Exercise objective: Set down the material below word for word, excluding the pictures.

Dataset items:
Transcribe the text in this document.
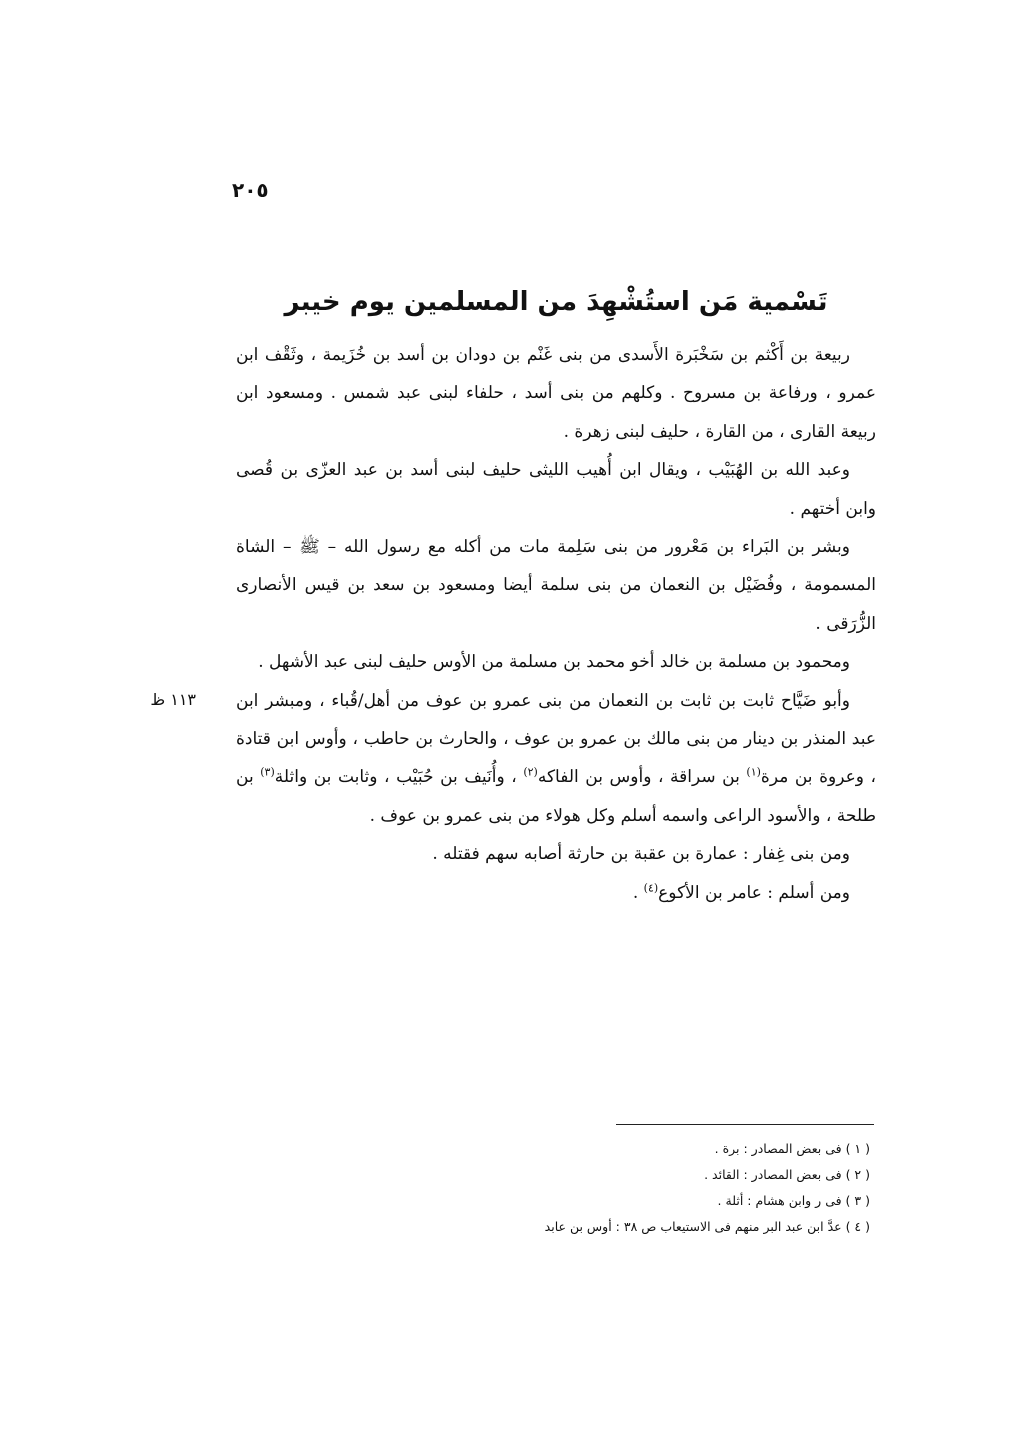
٢٠٥
تَسْمية مَن استُشْهِدَ من المسلمين يوم خيبر

ربيعة بن أَكْثم بن سَخْبَرة الأَسدى من بنى غَنْم بن دودان بن أسد بن خُزَيمة ، وثَقْف ابن عمرو ، ورفاعة بن مسروح . وكلهم من بنى أسد ، حلفاء لبنى عبد شمس . ومسعود ابن ربيعة القارى ، من القارة ، حليف لبنى زهرة .

وعبد الله بن الهُبَيْب ، ويقال ابن أُهيب الليثى حليف لبنى أسد بن عبد العزّى بن قُصى وابن أختهم .

وبشر بن البَراء بن مَعْرور من بنى سَلِمة مات من أكله مع رسول الله – ﷺ – الشاة المسمومة ، وفُضَيْل بن النعمان من بنى سلمة أيضا ومسعود بن سعد بن قيس الأنصارى الزُّرَقى .

ومحمود بن مسلمة بن خالد أخو محمد بن مسلمة من الأوس حليف لبنى عبد الأشهل .

وأبو ضَيَّاح ثابت بن ثابت بن النعمان من بنى عمرو بن عوف من أهل/قُباء ، ومبشر ابن عبد المنذر بن دينار من بنى مالك بن عمرو بن عوف ، والحارث بن حاطب ، وأوس ابن قتادة ، وعروة بن مرة$^{(١)}$ بن سراقة ، وأوس بن الفاكه$^{(٢)}$ ، وأُنَيف بن حُبَيْب ، وثابت بن واثلة$^{(٣)}$ بن طلحة ، والأسود الراعى واسمه أسلم وكل هولاء من بنى عمرو بن عوف .

ومن بنى غِفار : عمارة بن عقبة بن حارثة أصابه سهم فقتله .

ومن أسلم : عامر بن الأكوع$^{(٤)}$ .

١١٣ ظ

( ١ ) فى بعض المصادر : برة .

( ٢ ) فى بعض المصادر : القائد .

( ٣ ) فى ر وابن هشام : أثلة .

( ٤ ) عدَّ ابن عبد البر منهم فى الاستيعاب ص ٣٨ : أوس بن عابد
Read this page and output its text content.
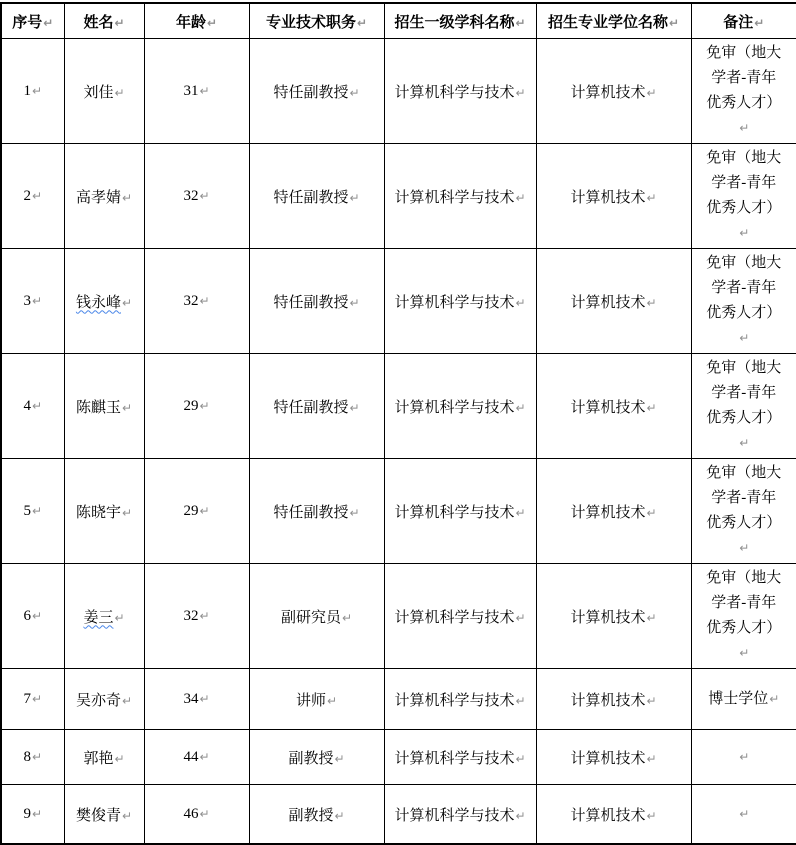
序号↵	姓名↵	年龄↵	专业技术职务↵	招生一级学科名称↵	招生专业学位名称↵	备注↵
1↵	刘佳↵	31↵	特任副教授↵	计算机科学与技术↵	计算机技术↵	免审（地大学者-青年优秀人才）↵
2↵	高孝婧↵	32↵	特任副教授↵	计算机科学与技术↵	计算机技术↵	免审（地大学者-青年优秀人才）↵
3↵	钱永峰↵	32↵	特任副教授↵	计算机科学与技术↵	计算机技术↵	免审（地大学者-青年优秀人才）↵
4↵	陈麒玉↵	29↵	特任副教授↵	计算机科学与技术↵	计算机技术↵	免审（地大学者-青年优秀人才）↵
5↵	陈晓宇↵	29↵	特任副教授↵	计算机科学与技术↵	计算机技术↵	免审（地大学者-青年优秀人才）↵
6↵	姜三↵	32↵	副研究员↵	计算机科学与技术↵	计算机技术↵	免审（地大学者-青年优秀人才）↵
7↵	吴亦奇↵	34↵	讲师↵	计算机科学与技术↵	计算机技术↵	博士学位↵
8↵	郭艳↵	44↵	副教授↵	计算机科学与技术↵	计算机技术↵	↵
9↵	樊俊青↵	46↵	副教授↵	计算机科学与技术↵	计算机技术↵	↵
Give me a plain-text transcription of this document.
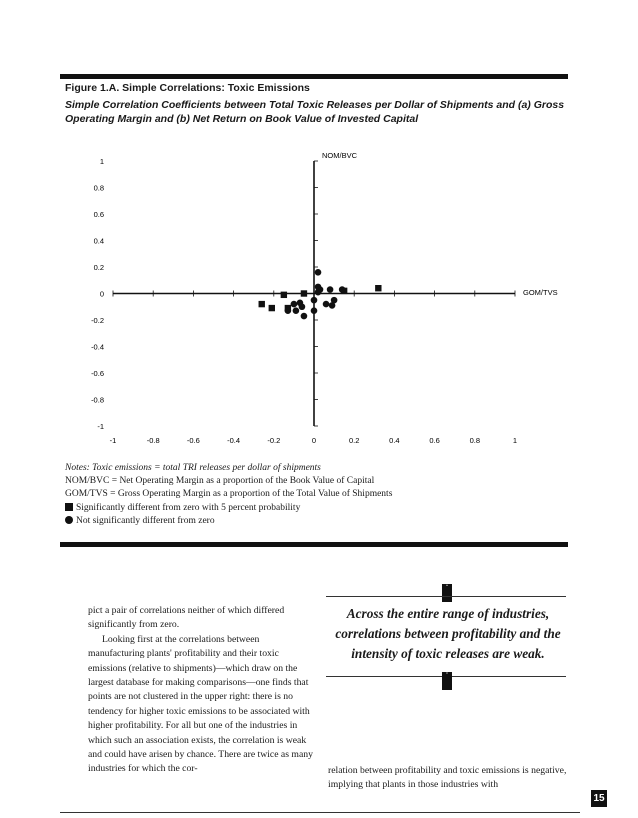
Figure 1.A. Simple Correlations: Toxic Emissions
Simple Correlation Coefficients between Total Toxic Releases per Dollar of Shipments and (a) Gross Operating Margin and (b) Net Return on Book Value of Invested Capital
-1	-0.8	-0.6	-0.4	-0.2	0	0.2	0.4	0.6	0.8	1
1
0.8
0.6
0.4
0.2
0
-0.2
-0.4
-0.6
-0.8
-1
GOM/TVS
NOM/BVC
Notes: Toxic emissions = total TRI releases per dollar of shipments
NOM/BVC = Net Operating Margin as a proportion of the Book Value of Capital
GOM/TVS = Gross Operating Margin as a proportion of the Total Value of Shipments
Significantly different from zero with 5 percent probability
Not significantly different from zero

pict a pair of correlations neither of which differed significantly from zero.

Looking first at the correlations between manufacturing plants' profitability and their toxic emissions (relative to shipments)—which draw on the largest database for making comparisons—one finds that points are not clustered in the upper right: there is no tendency for higher toxic emissions to be associated with higher profitability. For all but one of the industries in which such an association exists, the correlation is weak and could have arisen by chance. There are twice as many industries for which the cor-

“
Across the entire range of industries, correlations between profitability and the intensity of toxic releases are weak.
”

relation between profitability and toxic emissions is negative, implying that plants in those industries with

15
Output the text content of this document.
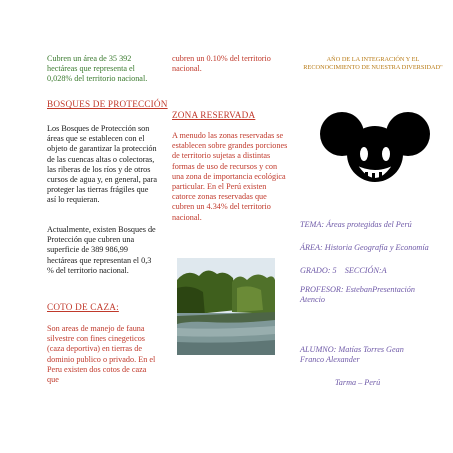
Cubren un área de 35 392 hectáreas que representa el 0,028% del territorio nacional.

BOSQUES DE PROTECCIÓN

Los Bosques de Protección son áreas que se establecen con el objeto de garantizar la protección de las cuencas altas o colectoras, las riberas de los ríos y de otros cursos de agua y, en general, para proteger las tierras frágiles que así lo requieran.

Actualmente, existen Bosques de Protección que cubren una superficie de 389 986,99 hectáreas que representan el 0,3 % del territorio nacional.

COTO DE CAZA:

Son areas de manejo de fauna silvestre con fines cinegeticos (caza deportiva) en tierras de dominio publico o privado. En el Peru existen dos cotos de caza que

cubren un 0.10% del territorio nacional.

ZONA RESERVADA

A menudo las zonas reservadas se establecen sobre grandes porciones de territorio sujetas a distintas formas de uso de recursos y con una zona de importancia ecológica particular. En el Perú existen catorce zonas reservadas que cubren un 4.34% del territorio nacional.

AÑO DE LA INTEGRACIÓN Y EL RECONOCIMIENTO DE NUESTRA DIVERSIDAD"

TEMA: Áreas protegidas del Perú

ÁREA: Historia Geografía y Economía

GRADO: 5    SECCIÓN:A

PROFESOR: EstebanPresentación Atencio

ALUMNO: Matías Torres Gean Franco Alexander

Tarma – Perú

Result:
Transcribe the text in this document.
٢٠٥
تَسْمية مَن استُشْهِدَ من المسلمين يوم خيبر

ربيعة بن أَكْثم بن سَخْبَرة الأَسدى من بنى غَنْم بن دودان بن أسد بن خُزَيمة ، وثَقْف ابن عمرو ، ورفاعة بن مسروح . وكلهم من بنى أسد ، حلفاء لبنى عبد شمس . ومسعود ابن ربيعة القارى ، من القارة ، حليف لبنى زهرة .

وعبد الله بن الهُبَيْب ، ويقال ابن أُهيب الليثى حليف لبنى أسد بن عبد العزّى بن قُصى وابن أختهم .

وبشر بن البَراء بن مَعْرور من بنى سَلِمة مات من أكله مع رسول الله – ﷺ – الشاة المسمومة ، وفُضَيْل بن النعمان من بنى سلمة أيضا ومسعود بن سعد بن قيس الأنصارى الزُّرَقى .

ومحمود بن مسلمة بن خالد أخو محمد بن مسلمة من الأوس حليف لبنى عبد الأشهل .

وأبو ضَيَّاح ثابت بن ثابت بن النعمان من بنى عمرو بن عوف من أهل/قُباء ، ومبشر ابن عبد المنذر بن دينار من بنى مالك بن عمرو بن عوف ، والحارث بن حاطب ، وأوس ابن قتادة ، وعروة بن مرة$^{(١)}$ بن سراقة ، وأوس بن الفاكه$^{(٢)}$ ، وأُنَيف بن حُبَيْب ، وثابت بن واثلة$^{(٣)}$ بن طلحة ، والأسود الراعى واسمه أسلم وكل هولاء من بنى عمرو بن عوف .

ومن بنى غِفار : عمارة بن عقبة بن حارثة أصابه سهم فقتله .

ومن أسلم : عامر بن الأكوع$^{(٤)}$ .

١١٣ ظ

( ١ ) فى بعض المصادر : برة .

( ٢ ) فى بعض المصادر : القائد .

( ٣ ) فى ر وابن هشام : أثلة .

( ٤ ) عدَّ ابن عبد البر منهم فى الاستيعاب ص ٣٨ : أوس بن عابد
Read this page and output its text content.
序号↵	姓名↵	年龄↵	专业技术职务↵	招生一级学科名称↵	招生专业学位名称↵	备注↵
1↵	刘佳↵	31↵	特任副教授↵	计算机科学与技术↵	计算机技术↵	免审（地大学者-青年优秀人才）↵
2↵	高孝婧↵	32↵	特任副教授↵	计算机科学与技术↵	计算机技术↵	免审（地大学者-青年优秀人才）↵
3↵	钱永峰↵	32↵	特任副教授↵	计算机科学与技术↵	计算机技术↵	免审（地大学者-青年优秀人才）↵
4↵	陈麒玉↵	29↵	特任副教授↵	计算机科学与技术↵	计算机技术↵	免审（地大学者-青年优秀人才）↵
5↵	陈晓宇↵	29↵	特任副教授↵	计算机科学与技术↵	计算机技术↵	免审（地大学者-青年优秀人才）↵
6↵	姜三↵	32↵	副研究员↵	计算机科学与技术↵	计算机技术↵	免审（地大学者-青年优秀人才）↵
7↵	吴亦奇↵	34↵	讲师↵	计算机科学与技术↵	计算机技术↵	博士学位↵
8↵	郭艳↵	44↵	副教授↵	计算机科学与技术↵	计算机技术↵	↵
9↵	樊俊青↵	46↵	副教授↵	计算机科学与技术↵	计算机技术↵	↵
Give me a plain-text transcription of this document.
Figure 1.A. Simple Correlations: Toxic Emissions
Simple Correlation Coefficients between Total Toxic Releases per Dollar of Shipments and (a) Gross Operating Margin and (b) Net Return on Book Value of Invested Capital
-1	-0.8	-0.6	-0.4	-0.2	0	0.2	0.4	0.6	0.8	1
1
0.8
0.6
0.4
0.2
0
-0.2
-0.4
-0.6
-0.8
-1
GOM/TVS
NOM/BVC
Notes: Toxic emissions = total TRI releases per dollar of shipments
NOM/BVC = Net Operating Margin as a proportion of the Book Value of Capital
GOM/TVS = Gross Operating Margin as a proportion of the Total Value of Shipments
Significantly different from zero with 5 percent probability
Not significantly different from zero

pict a pair of correlations neither of which differed significantly from zero.

Looking first at the correlations between manufacturing plants' profitability and their toxic emissions (relative to shipments)—which draw on the largest database for making comparisons—one finds that points are not clustered in the upper right: there is no tendency for higher toxic emissions to be associated with higher profitability. For all but one of the industries in which such an association exists, the correlation is weak and could have arisen by chance. There are twice as many industries for which the cor-

“
Across the entire range of industries, correlations between profitability and the intensity of toxic releases are weak.
”

relation between profitability and toxic emissions is negative, implying that plants in those industries with

15
Output the text content of this document.
Cubren un área de 35 392 hectáreas que representa el 0,028% del territorio nacional.

BOSQUES DE PROTECCIÓN

Los Bosques de Protección son áreas que se establecen con el objeto de garantizar la protección de las cuencas altas o colectoras, las riberas de los ríos y de otros cursos de agua y, en general, para proteger las tierras frágiles que así lo requieran.

Actualmente, existen Bosques de Protección que cubren una superficie de 389 986,99 hectáreas que representan el 0,3 % del territorio nacional.

COTO DE CAZA:

Son areas de manejo de fauna silvestre con fines cinegeticos (caza deportiva) en tierras de dominio publico o privado. En el Peru existen dos cotos de caza que

cubren un 0.10% del territorio nacional.

ZONA RESERVADA

A menudo las zonas reservadas se establecen sobre grandes porciones de territorio sujetas a distintas formas de uso de recursos y con una zona de importancia ecológica particular. En el Perú existen catorce zonas reservadas que cubren un 4.34% del territorio nacional.

AÑO DE LA INTEGRACIÓN Y EL RECONOCIMIENTO DE NUESTRA DIVERSIDAD"

TEMA: Áreas protegidas del Perú

ÁREA: Historia Geografía y Economía

GRADO: 5    SECCIÓN:A

PROFESOR: EstebanPresentación Atencio

ALUMNO: Matías Torres Gean Franco Alexander

Tarma – Perú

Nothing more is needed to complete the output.